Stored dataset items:

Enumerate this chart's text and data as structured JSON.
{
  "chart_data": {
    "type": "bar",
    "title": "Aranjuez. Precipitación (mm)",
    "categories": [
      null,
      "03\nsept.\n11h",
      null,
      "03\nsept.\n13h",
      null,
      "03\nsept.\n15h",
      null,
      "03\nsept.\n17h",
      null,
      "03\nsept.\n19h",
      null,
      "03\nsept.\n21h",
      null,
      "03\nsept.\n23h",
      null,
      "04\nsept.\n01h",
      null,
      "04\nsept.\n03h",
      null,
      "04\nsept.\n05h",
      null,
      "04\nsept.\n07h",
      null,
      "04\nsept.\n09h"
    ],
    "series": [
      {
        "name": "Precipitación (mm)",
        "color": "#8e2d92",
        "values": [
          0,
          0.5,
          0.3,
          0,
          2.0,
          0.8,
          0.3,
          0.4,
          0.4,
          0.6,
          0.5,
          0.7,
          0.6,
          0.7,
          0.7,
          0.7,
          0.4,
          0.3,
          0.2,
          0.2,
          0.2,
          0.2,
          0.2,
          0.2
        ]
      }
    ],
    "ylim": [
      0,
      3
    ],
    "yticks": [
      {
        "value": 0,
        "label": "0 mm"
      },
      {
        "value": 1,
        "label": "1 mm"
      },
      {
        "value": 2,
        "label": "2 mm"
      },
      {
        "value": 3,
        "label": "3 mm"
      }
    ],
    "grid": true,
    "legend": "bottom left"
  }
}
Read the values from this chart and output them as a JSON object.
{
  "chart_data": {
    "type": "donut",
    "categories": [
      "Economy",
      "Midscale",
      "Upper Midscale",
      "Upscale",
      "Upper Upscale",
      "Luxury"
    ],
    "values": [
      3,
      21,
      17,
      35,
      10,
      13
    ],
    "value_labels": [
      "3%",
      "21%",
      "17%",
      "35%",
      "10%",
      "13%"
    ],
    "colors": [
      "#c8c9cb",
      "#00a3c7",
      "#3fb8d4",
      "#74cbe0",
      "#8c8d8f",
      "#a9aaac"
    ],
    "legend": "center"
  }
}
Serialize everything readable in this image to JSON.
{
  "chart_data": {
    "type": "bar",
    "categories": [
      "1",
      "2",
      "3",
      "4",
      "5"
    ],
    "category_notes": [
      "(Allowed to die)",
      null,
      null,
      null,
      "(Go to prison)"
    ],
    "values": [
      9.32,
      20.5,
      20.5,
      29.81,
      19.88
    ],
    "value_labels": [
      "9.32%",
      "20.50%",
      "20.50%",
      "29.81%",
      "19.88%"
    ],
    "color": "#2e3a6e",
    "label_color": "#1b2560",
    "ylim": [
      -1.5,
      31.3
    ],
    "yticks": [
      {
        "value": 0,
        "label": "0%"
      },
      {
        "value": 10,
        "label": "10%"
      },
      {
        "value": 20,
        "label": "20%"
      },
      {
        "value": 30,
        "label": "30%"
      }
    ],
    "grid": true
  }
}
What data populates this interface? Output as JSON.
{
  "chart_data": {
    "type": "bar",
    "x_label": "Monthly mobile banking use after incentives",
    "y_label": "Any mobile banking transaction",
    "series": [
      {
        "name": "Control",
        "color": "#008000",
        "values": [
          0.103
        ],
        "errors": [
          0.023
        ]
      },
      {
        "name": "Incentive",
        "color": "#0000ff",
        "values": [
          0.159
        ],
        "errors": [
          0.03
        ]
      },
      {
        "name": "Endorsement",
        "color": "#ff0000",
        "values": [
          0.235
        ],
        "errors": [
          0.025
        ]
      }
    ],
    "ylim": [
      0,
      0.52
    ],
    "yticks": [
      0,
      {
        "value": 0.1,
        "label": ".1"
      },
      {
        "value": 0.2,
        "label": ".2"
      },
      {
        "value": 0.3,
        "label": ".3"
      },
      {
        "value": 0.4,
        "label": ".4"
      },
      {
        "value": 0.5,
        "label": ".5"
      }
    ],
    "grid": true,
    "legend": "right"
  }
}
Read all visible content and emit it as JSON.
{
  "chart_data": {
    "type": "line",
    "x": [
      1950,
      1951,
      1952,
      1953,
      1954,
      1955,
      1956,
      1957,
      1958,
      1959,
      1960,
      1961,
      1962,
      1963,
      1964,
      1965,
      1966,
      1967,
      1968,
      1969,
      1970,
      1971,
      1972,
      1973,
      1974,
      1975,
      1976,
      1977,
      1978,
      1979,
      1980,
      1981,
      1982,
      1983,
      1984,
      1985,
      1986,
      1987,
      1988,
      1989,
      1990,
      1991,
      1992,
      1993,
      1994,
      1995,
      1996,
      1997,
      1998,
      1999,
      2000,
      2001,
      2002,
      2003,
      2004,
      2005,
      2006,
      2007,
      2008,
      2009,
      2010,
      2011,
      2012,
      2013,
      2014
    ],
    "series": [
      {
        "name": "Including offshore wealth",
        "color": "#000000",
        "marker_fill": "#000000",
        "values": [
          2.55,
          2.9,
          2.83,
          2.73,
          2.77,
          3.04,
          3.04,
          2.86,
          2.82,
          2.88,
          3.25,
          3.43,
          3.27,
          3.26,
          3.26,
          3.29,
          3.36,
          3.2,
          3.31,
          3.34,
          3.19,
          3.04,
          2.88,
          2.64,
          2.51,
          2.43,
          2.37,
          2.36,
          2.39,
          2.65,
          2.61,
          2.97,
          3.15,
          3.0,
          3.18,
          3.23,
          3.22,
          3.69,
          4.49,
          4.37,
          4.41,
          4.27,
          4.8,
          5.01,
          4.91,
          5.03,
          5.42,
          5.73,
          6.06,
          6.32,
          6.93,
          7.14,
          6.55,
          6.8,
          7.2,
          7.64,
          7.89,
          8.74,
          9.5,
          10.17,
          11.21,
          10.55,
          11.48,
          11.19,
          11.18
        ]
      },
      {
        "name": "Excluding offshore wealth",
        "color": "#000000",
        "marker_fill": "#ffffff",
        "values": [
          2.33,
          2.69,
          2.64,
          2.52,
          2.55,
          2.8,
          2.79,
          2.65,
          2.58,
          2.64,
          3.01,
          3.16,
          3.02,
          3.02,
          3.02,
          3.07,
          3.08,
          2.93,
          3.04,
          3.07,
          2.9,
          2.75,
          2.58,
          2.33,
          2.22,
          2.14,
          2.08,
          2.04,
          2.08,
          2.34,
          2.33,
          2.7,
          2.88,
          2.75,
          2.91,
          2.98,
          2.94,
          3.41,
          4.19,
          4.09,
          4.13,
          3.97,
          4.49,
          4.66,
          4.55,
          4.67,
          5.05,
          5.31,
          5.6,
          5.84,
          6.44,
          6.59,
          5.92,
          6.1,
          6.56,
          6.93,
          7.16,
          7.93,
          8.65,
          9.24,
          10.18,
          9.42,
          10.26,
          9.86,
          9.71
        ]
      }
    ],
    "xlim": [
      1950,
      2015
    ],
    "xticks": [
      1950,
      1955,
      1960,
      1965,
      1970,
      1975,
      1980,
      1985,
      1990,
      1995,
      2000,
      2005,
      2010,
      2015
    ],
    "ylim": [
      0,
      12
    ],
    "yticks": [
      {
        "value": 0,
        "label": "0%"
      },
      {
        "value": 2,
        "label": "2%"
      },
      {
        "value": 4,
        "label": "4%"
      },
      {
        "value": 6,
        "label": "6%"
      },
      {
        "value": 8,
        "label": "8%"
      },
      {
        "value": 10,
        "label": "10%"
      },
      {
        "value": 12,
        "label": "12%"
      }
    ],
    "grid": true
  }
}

WHAT YOU HAVE TO DO: Every line above needs to be retyped exactly.

OUTPUT FOR THIS EXERCISE:
Enumerate this chart's text and data as structured JSON.
{
  "chart_data": {
    "type": "bar",
    "title": "Aranjuez. Precipitación (mm)",
    "categories": [
      null,
      "03\nsept.\n11h",
      null,
      "03\nsept.\n13h",
      null,
      "03\nsept.\n15h",
      null,
      "03\nsept.\n17h",
      null,
      "03\nsept.\n19h",
      null,
      "03\nsept.\n21h",
      null,
      "03\nsept.\n23h",
      null,
      "04\nsept.\n01h",
      null,
      "04\nsept.\n03h",
      null,
      "04\nsept.\n05h",
      null,
      "04\nsept.\n07h",
      null,
      "04\nsept.\n09h"
    ],
    "series": [
      {
        "name": "Precipitación (mm)",
        "color": "#8e2d92",
        "values": [
          0,
          0.5,
          0.3,
          0,
          2.0,
          0.8,
          0.3,
          0.4,
          0.4,
          0.6,
          0.5,
          0.7,
          0.6,
          0.7,
          0.7,
          0.7,
          0.4,
          0.3,
          0.2,
          0.2,
          0.2,
          0.2,
          0.2,
          0.2
        ]
      }
    ],
    "ylim": [
      0,
      3
    ],
    "yticks": [
      {
        "value": 0,
        "label": "0 mm"
      },
      {
        "value": 1,
        "label": "1 mm"
      },
      {
        "value": 2,
        "label": "2 mm"
      },
      {
        "value": 3,
        "label": "3 mm"
      }
    ],
    "grid": true,
    "legend": "bottom left"
  }
}
Read the values from this chart and output them as a JSON object.
{
  "chart_data": {
    "type": "donut",
    "categories": [
      "Economy",
      "Midscale",
      "Upper Midscale",
      "Upscale",
      "Upper Upscale",
      "Luxury"
    ],
    "values": [
      3,
      21,
      17,
      35,
      10,
      13
    ],
    "value_labels": [
      "3%",
      "21%",
      "17%",
      "35%",
      "10%",
      "13%"
    ],
    "colors": [
      "#c8c9cb",
      "#00a3c7",
      "#3fb8d4",
      "#74cbe0",
      "#8c8d8f",
      "#a9aaac"
    ],
    "legend": "center"
  }
}
Serialize everything readable in this image to JSON.
{
  "chart_data": {
    "type": "bar",
    "categories": [
      "1",
      "2",
      "3",
      "4",
      "5"
    ],
    "category_notes": [
      "(Allowed to die)",
      null,
      null,
      null,
      "(Go to prison)"
    ],
    "values": [
      9.32,
      20.5,
      20.5,
      29.81,
      19.88
    ],
    "value_labels": [
      "9.32%",
      "20.50%",
      "20.50%",
      "29.81%",
      "19.88%"
    ],
    "color": "#2e3a6e",
    "label_color": "#1b2560",
    "ylim": [
      -1.5,
      31.3
    ],
    "yticks": [
      {
        "value": 0,
        "label": "0%"
      },
      {
        "value": 10,
        "label": "10%"
      },
      {
        "value": 20,
        "label": "20%"
      },
      {
        "value": 30,
        "label": "30%"
      }
    ],
    "grid": true
  }
}
What data populates this interface? Output as JSON.
{
  "chart_data": {
    "type": "bar",
    "x_label": "Monthly mobile banking use after incentives",
    "y_label": "Any mobile banking transaction",
    "series": [
      {
        "name": "Control",
        "color": "#008000",
        "values": [
          0.103
        ],
        "errors": [
          0.023
        ]
      },
      {
        "name": "Incentive",
        "color": "#0000ff",
        "values": [
          0.159
        ],
        "errors": [
          0.03
        ]
      },
      {
        "name": "Endorsement",
        "color": "#ff0000",
        "values": [
          0.235
        ],
        "errors": [
          0.025
        ]
      }
    ],
    "ylim": [
      0,
      0.52
    ],
    "yticks": [
      0,
      {
        "value": 0.1,
        "label": ".1"
      },
      {
        "value": 0.2,
        "label": ".2"
      },
      {
        "value": 0.3,
        "label": ".3"
      },
      {
        "value": 0.4,
        "label": ".4"
      },
      {
        "value": 0.5,
        "label": ".5"
      }
    ],
    "grid": true,
    "legend": "right"
  }
}
Read all visible content and emit it as JSON.
{
  "chart_data": {
    "type": "line",
    "x": [
      1950,
      1951,
      1952,
      1953,
      1954,
      1955,
      1956,
      1957,
      1958,
      1959,
      1960,
      1961,
      1962,
      1963,
      1964,
      1965,
      1966,
      1967,
      1968,
      1969,
      1970,
      1971,
      1972,
      1973,
      1974,
      1975,
      1976,
      1977,
      1978,
      1979,
      1980,
      1981,
      1982,
      1983,
      1984,
      1985,
      1986,
      1987,
      1988,
      1989,
      1990,
      1991,
      1992,
      1993,
      1994,
      1995,
      1996,
      1997,
      1998,
      1999,
      2000,
      2001,
      2002,
      2003,
      2004,
      2005,
      2006,
      2007,
      2008,
      2009,
      2010,
      2011,
      2012,
      2013,
      2014
    ],
    "series": [
      {
        "name": "Including offshore wealth",
        "color": "#000000",
        "marker_fill": "#000000",
        "values": [
          2.55,
          2.9,
          2.83,
          2.73,
          2.77,
          3.04,
          3.04,
          2.86,
          2.82,
          2.88,
          3.25,
          3.43,
          3.27,
          3.26,
          3.26,
          3.29,
          3.36,
          3.2,
          3.31,
          3.34,
          3.19,
          3.04,
          2.88,
          2.64,
          2.51,
          2.43,
          2.37,
          2.36,
          2.39,
          2.65,
          2.61,
          2.97,
          3.15,
          3.0,
          3.18,
          3.23,
          3.22,
          3.69,
          4.49,
          4.37,
          4.41,
          4.27,
          4.8,
          5.01,
          4.91,
          5.03,
          5.42,
          5.73,
          6.06,
          6.32,
          6.93,
          7.14,
          6.55,
          6.8,
          7.2,
          7.64,
          7.89,
          8.74,
          9.5,
          10.17,
          11.21,
          10.55,
          11.48,
          11.19,
          11.18
        ]
      },
      {
        "name": "Excluding offshore wealth",
        "color": "#000000",
        "marker_fill": "#ffffff",
        "values": [
          2.33,
          2.69,
          2.64,
          2.52,
          2.55,
          2.8,
          2.79,
          2.65,
          2.58,
          2.64,
          3.01,
          3.16,
          3.02,
          3.02,
          3.02,
          3.07,
          3.08,
          2.93,
          3.04,
          3.07,
          2.9,
          2.75,
          2.58,
          2.33,
          2.22,
          2.14,
          2.08,
          2.04,
          2.08,
          2.34,
          2.33,
          2.7,
          2.88,
          2.75,
          2.91,
          2.98,
          2.94,
          3.41,
          4.19,
          4.09,
          4.13,
          3.97,
          4.49,
          4.66,
          4.55,
          4.67,
          5.05,
          5.31,
          5.6,
          5.84,
          6.44,
          6.59,
          5.92,
          6.1,
          6.56,
          6.93,
          7.16,
          7.93,
          8.65,
          9.24,
          10.18,
          9.42,
          10.26,
          9.86,
          9.71
        ]
      }
    ],
    "xlim": [
      1950,
      2015
    ],
    "xticks": [
      1950,
      1955,
      1960,
      1965,
      1970,
      1975,
      1980,
      1985,
      1990,
      1995,
      2000,
      2005,
      2010,
      2015
    ],
    "ylim": [
      0,
      12
    ],
    "yticks": [
      {
        "value": 0,
        "label": "0%"
      },
      {
        "value": 2,
        "label": "2%"
      },
      {
        "value": 4,
        "label": "4%"
      },
      {
        "value": 6,
        "label": "6%"
      },
      {
        "value": 8,
        "label": "8%"
      },
      {
        "value": 10,
        "label": "10%"
      },
      {
        "value": 12,
        "label": "12%"
      }
    ],
    "grid": true
  }
}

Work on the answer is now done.